═════ Information supplied ═════

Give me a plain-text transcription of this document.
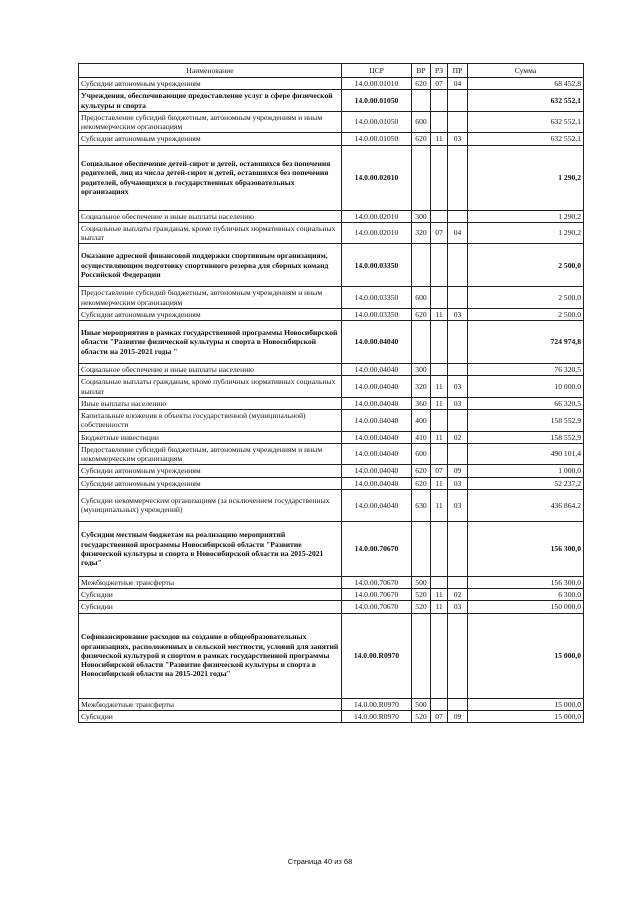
Наименование	ЦСР	ВР	РЗ	ПР	Сумма
Субсидии автономным учреждениям	14.0.00.01010	620	07	04	68 452,8
Учреждения, обеспечивающие предоставление услуг в сфере физической культуры и спорта	14.0.00.01050				632 552,1
Предоставление субсидий бюджетным, автономным учреждениям и иным некоммерческим организациям	14.0.00.01050	600			632 552,1
Субсидии автономным учреждениям	14.0.00.01050	620	11	03	632 552,1
Социальное обеспечение детей-сирот и детей, оставшихся без попечения родителей, лиц из числа детей-сирот и детей, оставшихся без попечения родителей, обучающихся в государственных образовательных организациях	14.0.00.02010				1 290,2
Социальное обеспечение и иные выплаты населению	14.0.00.02010	300			1 290,2
Социальные выплаты гражданам, кроме публичных нормативных социальных выплат	14.0.00.02010	320	07	04	1 290,2
Оказание адресной финансовой поддержки спортивным организациям, осуществляющим подготовку спортивного резерва для сборных команд Российской Федерации	14.0.00.03350				2 500,0
Предоставление субсидий бюджетным, автономным учреждениям и иным некоммерческим организациям	14.0.00.03350	600			2 500,0
Субсидии автономным учреждениям	14.0.00.03350	620	11	03	2 500,0
Иные мероприятия в рамках государственной программы Новосибирской области "Развитие физической культуры и спорта в Новосибирской области на 2015-2021 годы "	14.0.00.04040				724 974,8
Социальное обеспечение и иные выплаты населению	14.0.00.04040	300			76 320,5
Социальные выплаты гражданам, кроме публичных нормативных социальных выплат	14.0.00.04040	320	11	03	10 000,0
Иные выплаты населению	14.0.00.04040	360	11	03	66 320,5
Капитальные вложения в объекты государственной (муниципальной) собственности	14.0.00.04040	400			158 552,9
Бюджетные инвестиции	14.0.00.04040	410	11	02	158 552,9
Предоставление субсидий бюджетным, автономным учреждениям и иным некоммерческим организациям	14.0.00.04040	600			490 101,4
Субсидии автономным учреждениям	14.0.00.04040	620	07	09	1 000,0
Субсидии автономным учреждениям	14.0.00.04040	620	11	03	52 237,2
Субсидии некоммерческим организациям (за исключением государственных (муниципальных) учреждений)	14.0.00.04040	630	11	03	436 864,2
Субсидии местным бюджетам на реализацию мероприятий государственной программы Новосибирской области "Развитие физической культуры и спорта в Новосибирской области на 2015-2021 годы"	14.0.00.70670				156 300,0
Межбюджетные трансферты	14.0.00.70670	500			156 300,0
Субсидии	14.0.00.70670	520	11	02	6 300,0
Субсидии	14.0.00.70670	520	11	03	150 000,0
Софинансирование расходов на создание в общеобразовательных организациях, расположенных в сельской местности, условий для занятий физической культурой и спортом в рамках государственной программы Новосибирской области "Развитие физической культуры и спорта в Новосибирской области на 2015-2021 годы"	14.0.00.R0970				15 000,0
Межбюджетные трансферты	14.0.00.R0970	500			15 000,0
Субсидии	14.0.00.R0970	520	07	09	15 000,0
Страница 40 из 68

═════

• [Task details]: Find "социальных". Copy every line it occurs in.

• [Solution for this task]:
Социальные выплаты гражданам, кроме публичных нормативных социальных выплат	14.0.00.02010	320	07	04	1 290,2
Социальные выплаты гражданам, кроме публичных нормативных социальных выплат	14.0.00.04040	320	11	03	10 000,0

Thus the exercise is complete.